┌─ Data listing

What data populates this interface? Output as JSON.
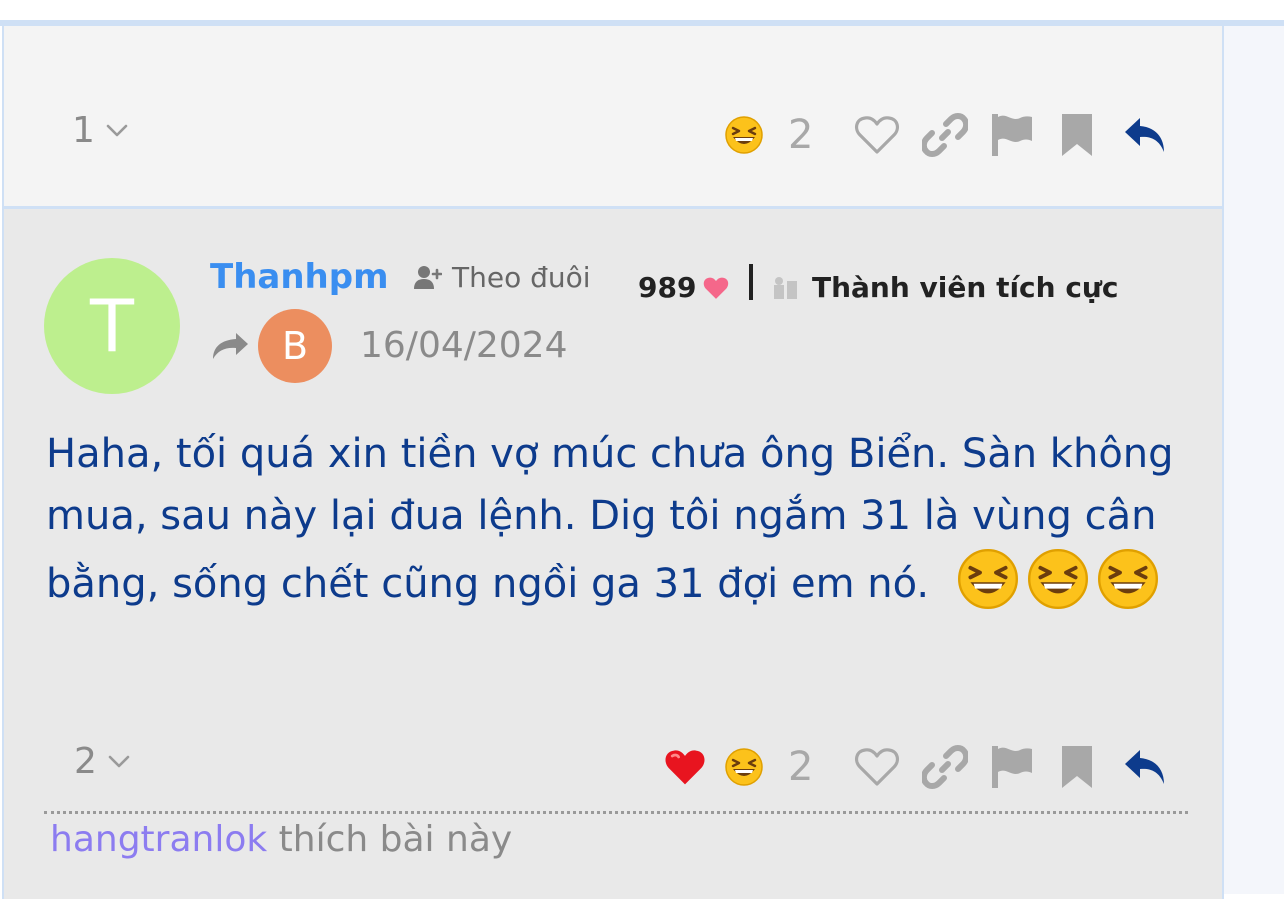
{
  "post1": {
    "reply_count": "1",
    "reaction_count": "2",
    "icons": [
      "grinning-squinting-face-icon",
      "heart-outline-icon",
      "link-icon",
      "flag-icon",
      "bookmark-icon",
      "reply-arrow-icon"
    ]
  },
  "post2": {
    "author": {
      "initial": "T",
      "name": "Thanhpm",
      "follow_label": "Theo đuôi",
      "likes_received": "989",
      "rank": "Thành viên tích cực"
    },
    "reply_to_initial": "B",
    "date": "16/04/2024",
    "content": "Haha, tối quá xin tiền vợ múc chưa ông Biển. Sàn không mua, sau này lại đua lệnh. Dig tôi ngắm 31 là vùng cân bằng, sống chết cũng ngồi ga 31 đợi em nó.",
    "content_emojis": [
      "grinning-squinting-face",
      "grinning-squinting-face",
      "grinning-squinting-face"
    ],
    "reply_count": "2",
    "reaction_count": "2",
    "reactions": [
      "red-heart",
      "grinning-squinting-face"
    ],
    "liked_by_user": "hangtranlok",
    "liked_by_suffix": " thích bài này"
  },
  "colors": {
    "username": "#3a8ef0",
    "content_text": "#0d3b8c",
    "reply_icon": "#0d3b8c",
    "avatar_T": "#bdef8e",
    "avatar_B": "#ec8e5f",
    "heart_pink": "#f5678a",
    "liked_user": "#8c7cf0"
  }
}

└─

* _What the exercise asks_:
Except for the pictures, copy every line of the records above exactly.

* _The solution_:
What data populates this interface? Output as JSON.
{
  "post1": {
    "reply_count": "1",
    "reaction_count": "2",
    "icons": [
      "grinning-squinting-face-icon",
      "heart-outline-icon",
      "link-icon",
      "flag-icon",
      "bookmark-icon",
      "reply-arrow-icon"
    ]
  },
  "post2": {
    "author": {
      "initial": "T",
      "name": "Thanhpm",
      "follow_label": "Theo đuôi",
      "likes_received": "989",
      "rank": "Thành viên tích cực"
    },
    "reply_to_initial": "B",
    "date": "16/04/2024",
    "content": "Haha, tối quá xin tiền vợ múc chưa ông Biển. Sàn không mua, sau này lại đua lệnh. Dig tôi ngắm 31 là vùng cân bằng, sống chết cũng ngồi ga 31 đợi em nó.",
    "content_emojis": [
      "grinning-squinting-face",
      "grinning-squinting-face",
      "grinning-squinting-face"
    ],
    "reply_count": "2",
    "reaction_count": "2",
    "reactions": [
      "red-heart",
      "grinning-squinting-face"
    ],
    "liked_by_user": "hangtranlok",
    "liked_by_suffix": " thích bài này"
  },
  "colors": {
    "username": "#3a8ef0",
    "content_text": "#0d3b8c",
    "reply_icon": "#0d3b8c",
    "avatar_T": "#bdef8e",
    "avatar_B": "#ec8e5f",
    "heart_pink": "#f5678a",
    "liked_user": "#8c7cf0"
  }
}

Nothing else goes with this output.